* Problem *
Pull out each line of the data that includes the word "Gist".

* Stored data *
--------

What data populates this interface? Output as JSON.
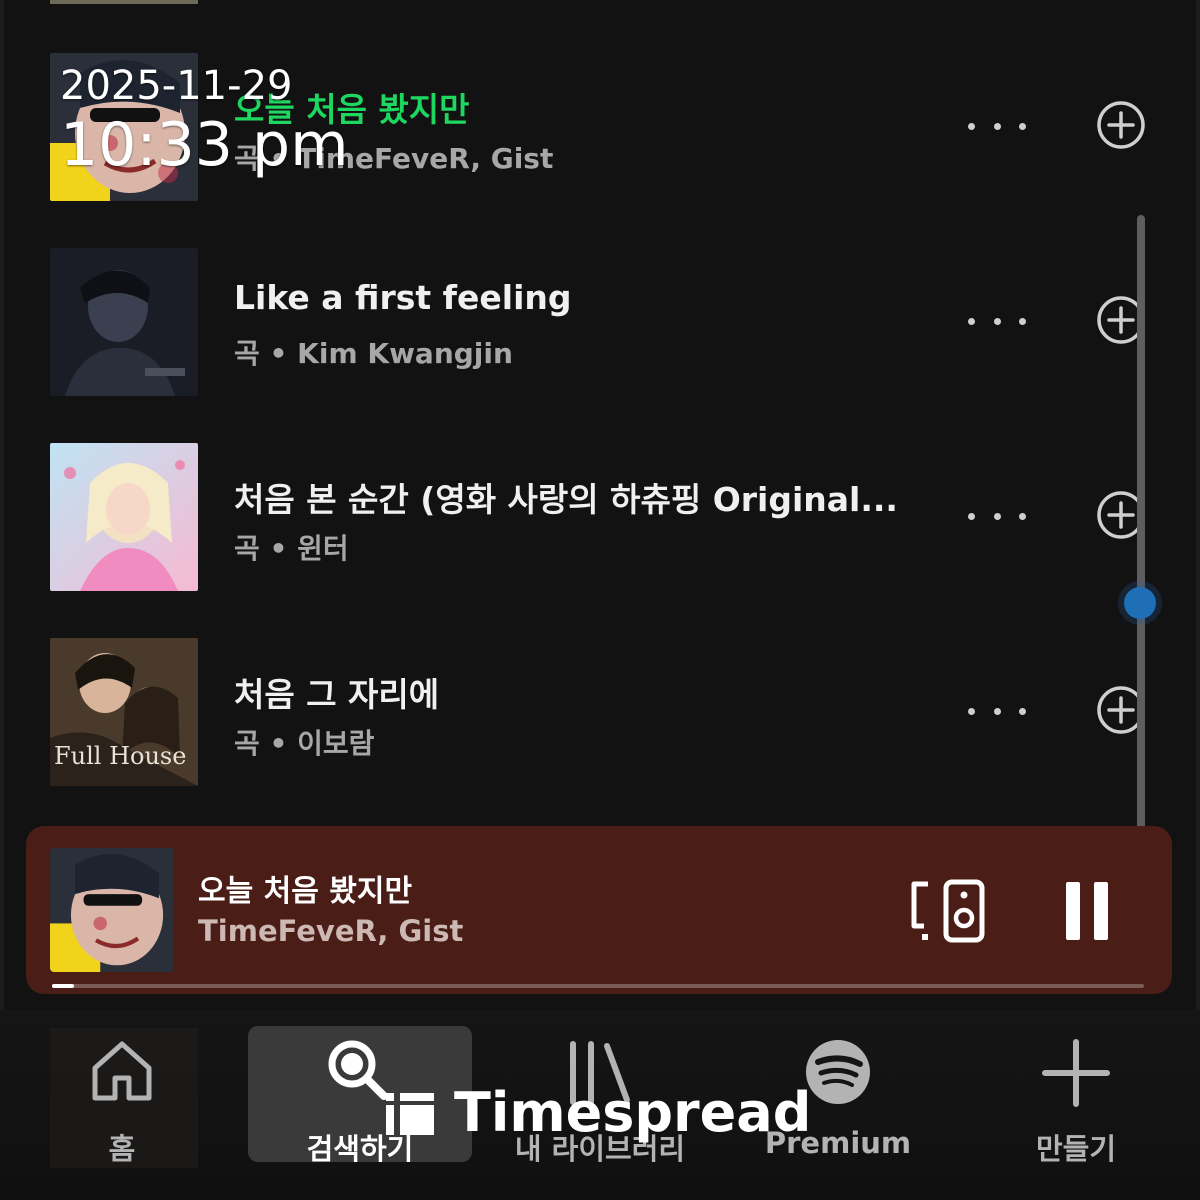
{
  "track_list": {
    "tracks": [
      {
        "title": "오늘 처음 봤지만",
        "subtitle": "곡 • TimeFeveR, Gist",
        "playing": true,
        "art_colors": [
          "#f2d31b",
          "#2a2f3a"
        ]
      },
      {
        "title": "Like a first feeling",
        "subtitle": "곡 • Kim Kwangjin",
        "playing": false,
        "art_colors": [
          "#1a1d26",
          "#3b4050"
        ]
      },
      {
        "title": "처음 본 순간 (영화 사랑의 하츄핑 Original...",
        "subtitle": "곡 • 윈터",
        "playing": false,
        "art_colors": [
          "#f6b9d2",
          "#bfe3f3"
        ]
      },
      {
        "title": "처음 그 자리에",
        "subtitle": "곡 • 이보람",
        "playing": false,
        "art_colors": [
          "#5a4636",
          "#2c2620"
        ],
        "art_text": "Full House"
      }
    ]
  },
  "timestamp": {
    "date": "2025-11-29",
    "time": "10:33 pm"
  },
  "mini_player": {
    "title": "오늘 처음 봤지만",
    "artist": "TimeFeveR, Gist",
    "progress_fraction": 0.02,
    "background": "#4a1d16"
  },
  "bottom_nav": {
    "items": [
      {
        "label": "홈",
        "icon": "home-icon",
        "active": false
      },
      {
        "label": "검색하기",
        "icon": "search-icon",
        "active": true
      },
      {
        "label": "내 라이브러리",
        "icon": "library-icon",
        "active": false
      },
      {
        "label": "Premium",
        "icon": "spotify-icon",
        "active": false
      },
      {
        "label": "만들기",
        "icon": "plus-icon",
        "active": false
      }
    ]
  },
  "watermark": {
    "text": "Timespread"
  },
  "colors": {
    "accent": "#1ed760",
    "background": "#121212",
    "scroll_thumb": "#1f6fb7"
  }
}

--------

* Expected answer *
        "subtitle": "곡 • TimeFeveR, Gist",
    "artist": "TimeFeveR, Gist",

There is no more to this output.